>> begin Record extracts

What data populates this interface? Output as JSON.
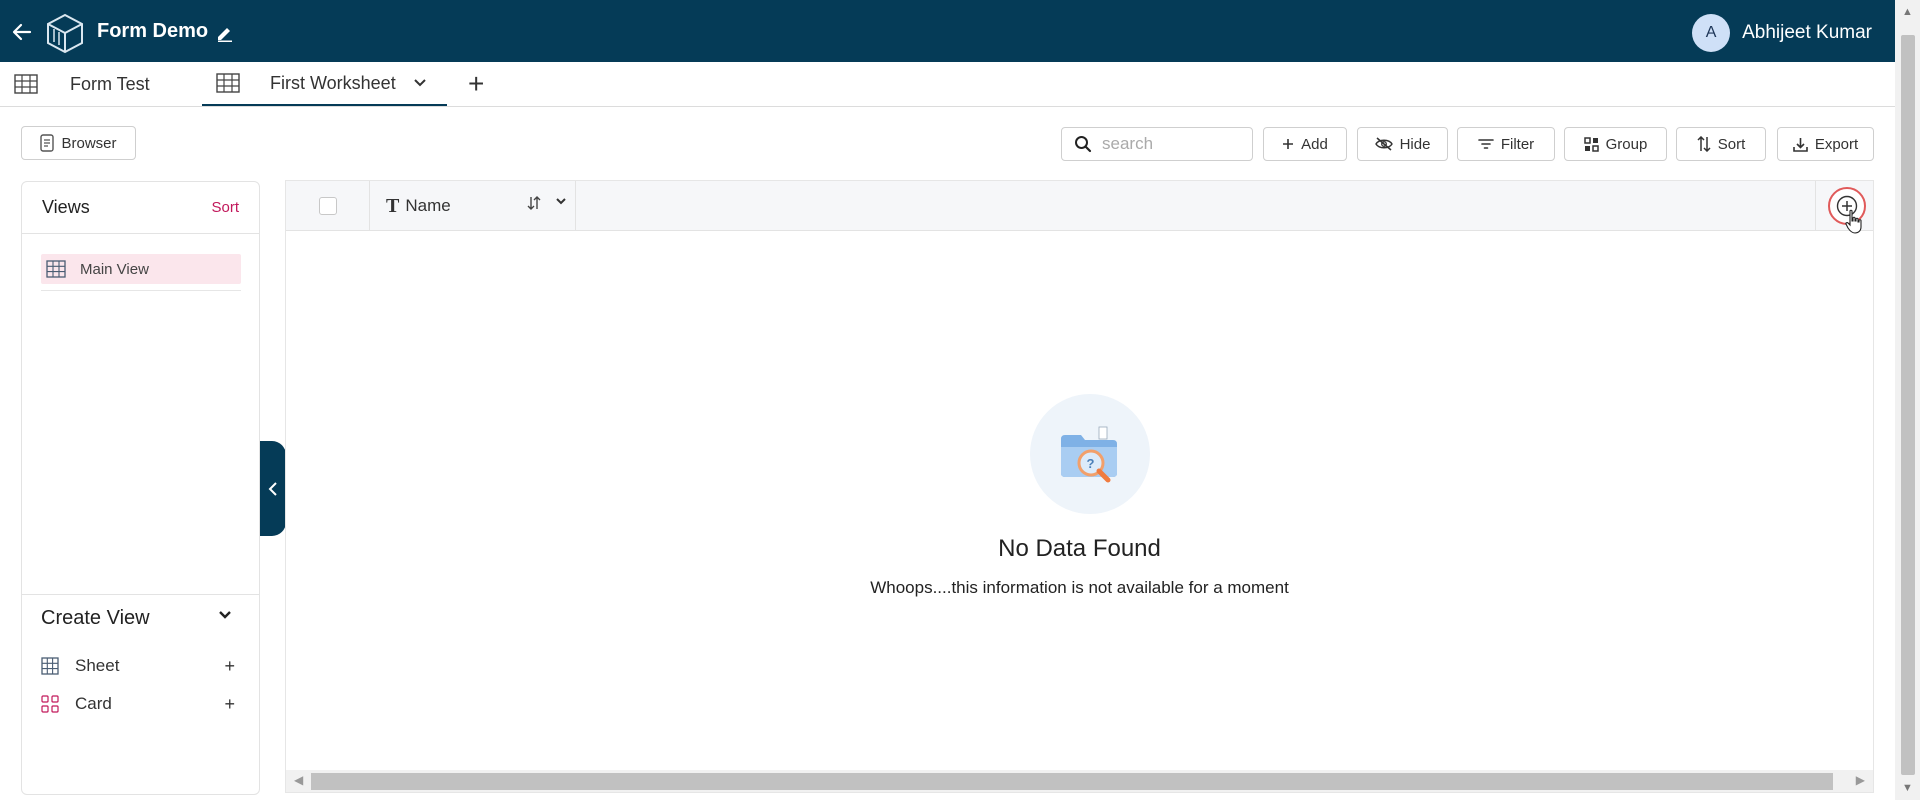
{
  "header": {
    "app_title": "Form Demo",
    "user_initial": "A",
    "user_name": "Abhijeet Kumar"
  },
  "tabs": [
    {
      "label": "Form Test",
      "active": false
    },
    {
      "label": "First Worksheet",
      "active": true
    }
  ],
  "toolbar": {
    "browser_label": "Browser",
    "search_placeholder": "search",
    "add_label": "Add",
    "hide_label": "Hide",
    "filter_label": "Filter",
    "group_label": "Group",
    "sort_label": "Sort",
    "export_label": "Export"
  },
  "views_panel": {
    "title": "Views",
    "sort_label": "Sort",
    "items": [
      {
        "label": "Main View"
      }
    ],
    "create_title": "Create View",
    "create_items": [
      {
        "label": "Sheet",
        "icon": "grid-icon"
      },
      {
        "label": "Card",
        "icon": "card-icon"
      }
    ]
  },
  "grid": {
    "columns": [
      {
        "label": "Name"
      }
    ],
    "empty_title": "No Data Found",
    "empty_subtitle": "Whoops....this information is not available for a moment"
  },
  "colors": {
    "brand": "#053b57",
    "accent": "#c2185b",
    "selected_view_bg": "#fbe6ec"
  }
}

>> end Record extracts

**Task to complete**
Keep the pictures out and write out the records exactly.

**Result for this exercise**
What data populates this interface? Output as JSON.
{
  "header": {
    "app_title": "Form Demo",
    "user_initial": "A",
    "user_name": "Abhijeet Kumar"
  },
  "tabs": [
    {
      "label": "Form Test",
      "active": false
    },
    {
      "label": "First Worksheet",
      "active": true
    }
  ],
  "toolbar": {
    "browser_label": "Browser",
    "search_placeholder": "search",
    "add_label": "Add",
    "hide_label": "Hide",
    "filter_label": "Filter",
    "group_label": "Group",
    "sort_label": "Sort",
    "export_label": "Export"
  },
  "views_panel": {
    "title": "Views",
    "sort_label": "Sort",
    "items": [
      {
        "label": "Main View"
      }
    ],
    "create_title": "Create View",
    "create_items": [
      {
        "label": "Sheet",
        "icon": "grid-icon"
      },
      {
        "label": "Card",
        "icon": "card-icon"
      }
    ]
  },
  "grid": {
    "columns": [
      {
        "label": "Name"
      }
    ],
    "empty_title": "No Data Found",
    "empty_subtitle": "Whoops....this information is not available for a moment"
  },
  "colors": {
    "brand": "#053b57",
    "accent": "#c2185b",
    "selected_view_bg": "#fbe6ec"
  }
}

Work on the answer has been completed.